• SHORT PROBLEM:
Transcribe all the entries word for word, omitting any pictures they contain.

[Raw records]
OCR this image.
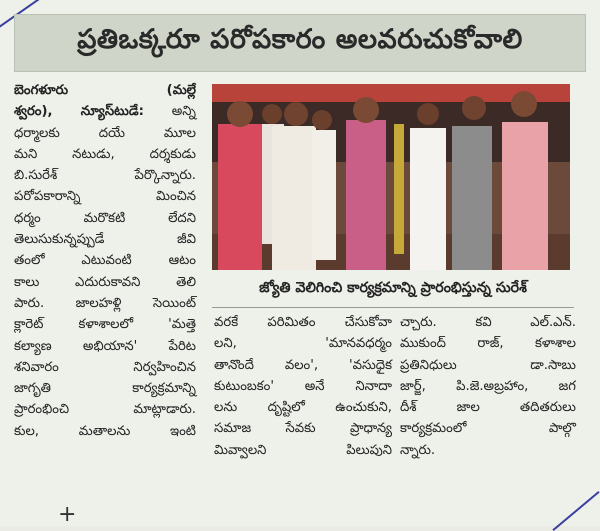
ప్రతిఒక్కరూ పరోపకారం అలవరుచుకోవాలి
బెంగళూరు (మల్లే
శ్వరం), న్యూస్‌టుడే: అన్ని
ధర్మాలకు దయే మూల
మని నటుడు, దర్శకుడు
బి.సురేశ్ పేర్కొన్నారు.
పరోపకారాన్ని మించిన
ధర్మం మరొకటి లేదని
తెలుసుకున్నప్పుడే జీవి
తంలో ఎటువంటి ఆటం
కాలు ఎదురుకావని తెలి
పారు. జాలహళ్లి సెయింట్
క్లారెట్ కళాశాలలో 'మత్తె
కల్యాణ అభియాన' పేరిట
శనివారం నిర్వహించిన
జాగృతి కార్యక్రమాన్ని
ప్రారంభించి మాట్లాడారు.
కుల, మతాలను ఇంటి
జ్యోతి వెలిగించి కార్యక్రమాన్ని ప్రారంభిస్తున్న సురేశ్
వరకే పరిమితం చేసుకోవా
లని, 'మానవధర్మం
తానొందే వలం', 'వసుధైక
కుటుంబకం' అనే నినాదా
లను దృష్టిలో ఉంచుకుని,
సమాజ సేవకు ప్రాధాన్య
మివ్వాలని పిలుపుని
చ్చారు. కవి ఎల్.ఎన్.
ముకుంద్ రాజ్, కళాశాల
ప్రతినిధులు డా.సాబు
జార్జ్, పి.జె.అబ్రహాం, జగ
దీశ్ జాల తదితరులు
కార్యక్రమంలో పాల్గొ
న్నారు.
+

• EXERCISE ANSWER:
OCR this image.
ప్రతిఒక్కరూ పరోపకారం అలవరుచుకోవాలి
బెంగళూరు (మల్లే
శ్వరం), న్యూస్‌టుడే: అన్ని
ధర్మాలకు దయే మూల
మని నటుడు, దర్శకుడు
బి.సురేశ్ పేర్కొన్నారు.
పరోపకారాన్ని మించిన
ధర్మం మరొకటి లేదని
తెలుసుకున్నప్పుడే జీవి
తంలో ఎటువంటి ఆటం
కాలు ఎదురుకావని తెలి
పారు. జాలహళ్లి సెయింట్
క్లారెట్ కళాశాలలో 'మత్తె
కల్యాణ అభియాన' పేరిట
శనివారం నిర్వహించిన
జాగృతి కార్యక్రమాన్ని
ప్రారంభించి మాట్లాడారు.
కుల, మతాలను ఇంటి
జ్యోతి వెలిగించి కార్యక్రమాన్ని ప్రారంభిస్తున్న సురేశ్
వరకే పరిమితం చేసుకోవా
లని, 'మానవధర్మం
తానొందే వలం', 'వసుధైక
కుటుంబకం' అనే నినాదా
లను దృష్టిలో ఉంచుకుని,
సమాజ సేవకు ప్రాధాన్య
మివ్వాలని పిలుపుని
చ్చారు. కవి ఎల్.ఎన్.
ముకుంద్ రాజ్, కళాశాల
ప్రతినిధులు డా.సాబు
జార్జ్, పి.జె.అబ్రహాం, జగ
దీశ్ జాల తదితరులు
కార్యక్రమంలో పాల్గొ
న్నారు.
+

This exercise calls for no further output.